▶ [Written request] Copy out every record below, word for word.

▶ [Input records]
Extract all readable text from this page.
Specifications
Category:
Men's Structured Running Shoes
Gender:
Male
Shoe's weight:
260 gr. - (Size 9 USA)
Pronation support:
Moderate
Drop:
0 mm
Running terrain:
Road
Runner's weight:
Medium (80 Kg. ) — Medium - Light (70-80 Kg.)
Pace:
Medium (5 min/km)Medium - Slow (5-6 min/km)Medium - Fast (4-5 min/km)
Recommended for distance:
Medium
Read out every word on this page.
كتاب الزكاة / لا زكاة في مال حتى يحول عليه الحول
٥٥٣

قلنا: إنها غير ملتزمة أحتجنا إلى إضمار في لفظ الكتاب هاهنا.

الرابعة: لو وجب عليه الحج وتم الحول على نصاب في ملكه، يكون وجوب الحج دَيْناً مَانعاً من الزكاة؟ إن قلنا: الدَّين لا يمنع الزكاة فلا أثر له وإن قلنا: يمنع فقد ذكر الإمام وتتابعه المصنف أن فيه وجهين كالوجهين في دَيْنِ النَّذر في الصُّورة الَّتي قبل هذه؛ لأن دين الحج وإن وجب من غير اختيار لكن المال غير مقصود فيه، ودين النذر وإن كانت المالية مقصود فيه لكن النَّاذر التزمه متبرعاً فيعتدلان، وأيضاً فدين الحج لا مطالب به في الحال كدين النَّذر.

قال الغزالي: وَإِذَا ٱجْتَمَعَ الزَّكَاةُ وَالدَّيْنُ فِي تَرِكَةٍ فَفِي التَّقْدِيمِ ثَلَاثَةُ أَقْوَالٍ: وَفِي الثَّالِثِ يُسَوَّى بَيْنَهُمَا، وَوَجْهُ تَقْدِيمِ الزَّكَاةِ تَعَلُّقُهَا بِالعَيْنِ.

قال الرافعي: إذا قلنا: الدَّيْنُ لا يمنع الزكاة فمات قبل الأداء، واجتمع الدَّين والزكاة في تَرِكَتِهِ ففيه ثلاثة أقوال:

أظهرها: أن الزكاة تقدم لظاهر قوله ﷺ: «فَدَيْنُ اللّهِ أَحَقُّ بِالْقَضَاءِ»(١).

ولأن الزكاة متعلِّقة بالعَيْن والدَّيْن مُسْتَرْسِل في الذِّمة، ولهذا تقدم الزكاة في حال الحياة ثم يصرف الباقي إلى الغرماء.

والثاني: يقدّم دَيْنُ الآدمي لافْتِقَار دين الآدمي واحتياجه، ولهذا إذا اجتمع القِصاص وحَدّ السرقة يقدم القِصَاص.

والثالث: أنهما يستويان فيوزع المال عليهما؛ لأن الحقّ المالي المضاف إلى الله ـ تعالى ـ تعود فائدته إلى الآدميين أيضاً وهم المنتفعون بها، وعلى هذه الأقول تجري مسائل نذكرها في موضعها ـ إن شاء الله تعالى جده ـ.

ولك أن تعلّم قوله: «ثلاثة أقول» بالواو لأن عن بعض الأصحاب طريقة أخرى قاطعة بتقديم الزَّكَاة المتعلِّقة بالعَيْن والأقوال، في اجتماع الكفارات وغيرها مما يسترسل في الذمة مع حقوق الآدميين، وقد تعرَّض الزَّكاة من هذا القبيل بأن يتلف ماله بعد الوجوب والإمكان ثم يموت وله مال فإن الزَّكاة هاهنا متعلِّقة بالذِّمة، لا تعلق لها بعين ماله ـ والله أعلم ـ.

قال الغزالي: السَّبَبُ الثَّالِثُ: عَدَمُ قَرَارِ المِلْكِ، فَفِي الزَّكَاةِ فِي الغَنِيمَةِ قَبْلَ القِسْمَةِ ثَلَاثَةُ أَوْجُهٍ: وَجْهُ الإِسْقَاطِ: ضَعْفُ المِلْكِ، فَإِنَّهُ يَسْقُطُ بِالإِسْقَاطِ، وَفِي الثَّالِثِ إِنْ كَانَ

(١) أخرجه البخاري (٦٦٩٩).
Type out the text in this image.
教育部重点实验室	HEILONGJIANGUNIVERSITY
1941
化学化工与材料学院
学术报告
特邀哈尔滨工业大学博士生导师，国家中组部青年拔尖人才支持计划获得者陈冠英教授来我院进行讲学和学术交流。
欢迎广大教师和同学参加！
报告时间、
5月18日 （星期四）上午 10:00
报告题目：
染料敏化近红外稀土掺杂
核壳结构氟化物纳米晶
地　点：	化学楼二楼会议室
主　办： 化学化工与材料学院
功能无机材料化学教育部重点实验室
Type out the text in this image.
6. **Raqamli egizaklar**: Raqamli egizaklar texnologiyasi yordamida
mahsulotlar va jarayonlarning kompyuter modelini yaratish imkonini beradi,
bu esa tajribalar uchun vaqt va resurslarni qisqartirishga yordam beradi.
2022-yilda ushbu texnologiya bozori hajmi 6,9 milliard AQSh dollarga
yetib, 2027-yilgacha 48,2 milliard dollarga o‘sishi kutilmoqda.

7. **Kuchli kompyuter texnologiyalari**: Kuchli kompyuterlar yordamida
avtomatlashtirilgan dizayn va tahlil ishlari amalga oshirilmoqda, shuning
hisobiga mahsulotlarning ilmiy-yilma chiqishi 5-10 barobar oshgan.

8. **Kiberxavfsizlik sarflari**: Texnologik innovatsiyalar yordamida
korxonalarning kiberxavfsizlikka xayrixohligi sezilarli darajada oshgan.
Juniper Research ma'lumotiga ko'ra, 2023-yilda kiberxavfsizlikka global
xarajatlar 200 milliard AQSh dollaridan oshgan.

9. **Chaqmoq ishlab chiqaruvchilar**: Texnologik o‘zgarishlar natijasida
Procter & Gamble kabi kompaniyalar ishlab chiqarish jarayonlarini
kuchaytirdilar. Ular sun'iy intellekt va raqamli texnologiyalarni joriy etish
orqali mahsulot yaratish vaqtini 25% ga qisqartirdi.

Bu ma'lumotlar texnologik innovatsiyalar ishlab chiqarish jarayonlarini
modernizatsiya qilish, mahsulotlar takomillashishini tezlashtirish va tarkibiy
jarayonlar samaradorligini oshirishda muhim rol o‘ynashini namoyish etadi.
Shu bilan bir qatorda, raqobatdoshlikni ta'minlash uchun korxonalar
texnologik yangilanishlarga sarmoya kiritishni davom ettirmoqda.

▶ [Full answer]
Extract all readable text from this page.
Specifications
Category:
Men's Structured Running Shoes
Gender:
Male
Shoe's weight:
260 gr. - (Size 9 USA)
Pronation support:
Moderate
Drop:
0 mm
Running terrain:
Road
Runner's weight:
Medium (80 Kg. ) — Medium - Light (70-80 Kg.)
Pace:
Medium (5 min/km)Medium - Slow (5-6 min/km)Medium - Fast (4-5 min/km)
Recommended for distance:
Medium
Read out every word on this page.
كتاب الزكاة / لا زكاة في مال حتى يحول عليه الحول
٥٥٣

قلنا: إنها غير ملتزمة أحتجنا إلى إضمار في لفظ الكتاب هاهنا.

الرابعة: لو وجب عليه الحج وتم الحول على نصاب في ملكه، يكون وجوب الحج دَيْناً مَانعاً من الزكاة؟ إن قلنا: الدَّين لا يمنع الزكاة فلا أثر له وإن قلنا: يمنع فقد ذكر الإمام وتتابعه المصنف أن فيه وجهين كالوجهين في دَيْنِ النَّذر في الصُّورة الَّتي قبل هذه؛ لأن دين الحج وإن وجب من غير اختيار لكن المال غير مقصود فيه، ودين النذر وإن كانت المالية مقصود فيه لكن النَّاذر التزمه متبرعاً فيعتدلان، وأيضاً فدين الحج لا مطالب به في الحال كدين النَّذر.

قال الغزالي: وَإِذَا ٱجْتَمَعَ الزَّكَاةُ وَالدَّيْنُ فِي تَرِكَةٍ فَفِي التَّقْدِيمِ ثَلَاثَةُ أَقْوَالٍ: وَفِي الثَّالِثِ يُسَوَّى بَيْنَهُمَا، وَوَجْهُ تَقْدِيمِ الزَّكَاةِ تَعَلُّقُهَا بِالعَيْنِ.

قال الرافعي: إذا قلنا: الدَّيْنُ لا يمنع الزكاة فمات قبل الأداء، واجتمع الدَّين والزكاة في تَرِكَتِهِ ففيه ثلاثة أقوال:

أظهرها: أن الزكاة تقدم لظاهر قوله ﷺ: «فَدَيْنُ اللّهِ أَحَقُّ بِالْقَضَاءِ»(١).

ولأن الزكاة متعلِّقة بالعَيْن والدَّيْن مُسْتَرْسِل في الذِّمة، ولهذا تقدم الزكاة في حال الحياة ثم يصرف الباقي إلى الغرماء.

والثاني: يقدّم دَيْنُ الآدمي لافْتِقَار دين الآدمي واحتياجه، ولهذا إذا اجتمع القِصاص وحَدّ السرقة يقدم القِصَاص.

والثالث: أنهما يستويان فيوزع المال عليهما؛ لأن الحقّ المالي المضاف إلى الله ـ تعالى ـ تعود فائدته إلى الآدميين أيضاً وهم المنتفعون بها، وعلى هذه الأقول تجري مسائل نذكرها في موضعها ـ إن شاء الله تعالى جده ـ.

ولك أن تعلّم قوله: «ثلاثة أقول» بالواو لأن عن بعض الأصحاب طريقة أخرى قاطعة بتقديم الزَّكَاة المتعلِّقة بالعَيْن والأقوال، في اجتماع الكفارات وغيرها مما يسترسل في الذمة مع حقوق الآدميين، وقد تعرَّض الزَّكاة من هذا القبيل بأن يتلف ماله بعد الوجوب والإمكان ثم يموت وله مال فإن الزَّكاة هاهنا متعلِّقة بالذِّمة، لا تعلق لها بعين ماله ـ والله أعلم ـ.

قال الغزالي: السَّبَبُ الثَّالِثُ: عَدَمُ قَرَارِ المِلْكِ، فَفِي الزَّكَاةِ فِي الغَنِيمَةِ قَبْلَ القِسْمَةِ ثَلَاثَةُ أَوْجُهٍ: وَجْهُ الإِسْقَاطِ: ضَعْفُ المِلْكِ، فَإِنَّهُ يَسْقُطُ بِالإِسْقَاطِ، وَفِي الثَّالِثِ إِنْ كَانَ

(١) أخرجه البخاري (٦٦٩٩).
Type out the text in this image.
教育部重点实验室	HEILONGJIANGUNIVERSITY
1941
化学化工与材料学院
学术报告
特邀哈尔滨工业大学博士生导师，国家中组部青年拔尖人才支持计划获得者陈冠英教授来我院进行讲学和学术交流。
欢迎广大教师和同学参加！
报告时间、
5月18日 （星期四）上午 10:00
报告题目：
染料敏化近红外稀土掺杂
核壳结构氟化物纳米晶
地　点：	化学楼二楼会议室
主　办： 化学化工与材料学院
功能无机材料化学教育部重点实验室
Type out the text in this image.
6. **Raqamli egizaklar**: Raqamli egizaklar texnologiyasi yordamida
mahsulotlar va jarayonlarning kompyuter modelini yaratish imkonini beradi,
bu esa tajribalar uchun vaqt va resurslarni qisqartirishga yordam beradi.
2022-yilda ushbu texnologiya bozori hajmi 6,9 milliard AQSh dollarga
yetib, 2027-yilgacha 48,2 milliard dollarga o‘sishi kutilmoqda.

7. **Kuchli kompyuter texnologiyalari**: Kuchli kompyuterlar yordamida
avtomatlashtirilgan dizayn va tahlil ishlari amalga oshirilmoqda, shuning
hisobiga mahsulotlarning ilmiy-yilma chiqishi 5-10 barobar oshgan.

8. **Kiberxavfsizlik sarflari**: Texnologik innovatsiyalar yordamida
korxonalarning kiberxavfsizlikka xayrixohligi sezilarli darajada oshgan.
Juniper Research ma'lumotiga ko'ra, 2023-yilda kiberxavfsizlikka global
xarajatlar 200 milliard AQSh dollaridan oshgan.

9. **Chaqmoq ishlab chiqaruvchilar**: Texnologik o‘zgarishlar natijasida
Procter & Gamble kabi kompaniyalar ishlab chiqarish jarayonlarini
kuchaytirdilar. Ular sun'iy intellekt va raqamli texnologiyalarni joriy etish
orqali mahsulot yaratish vaqtini 25% ga qisqartirdi.

Bu ma'lumotlar texnologik innovatsiyalar ishlab chiqarish jarayonlarini
modernizatsiya qilish, mahsulotlar takomillashishini tezlashtirish va tarkibiy
jarayonlar samaradorligini oshirishda muhim rol o‘ynashini namoyish etadi.
Shu bilan bir qatorda, raqobatdoshlikni ta'minlash uchun korxonalar
texnologik yangilanishlarga sarmoya kiritishni davom ettirmoqda.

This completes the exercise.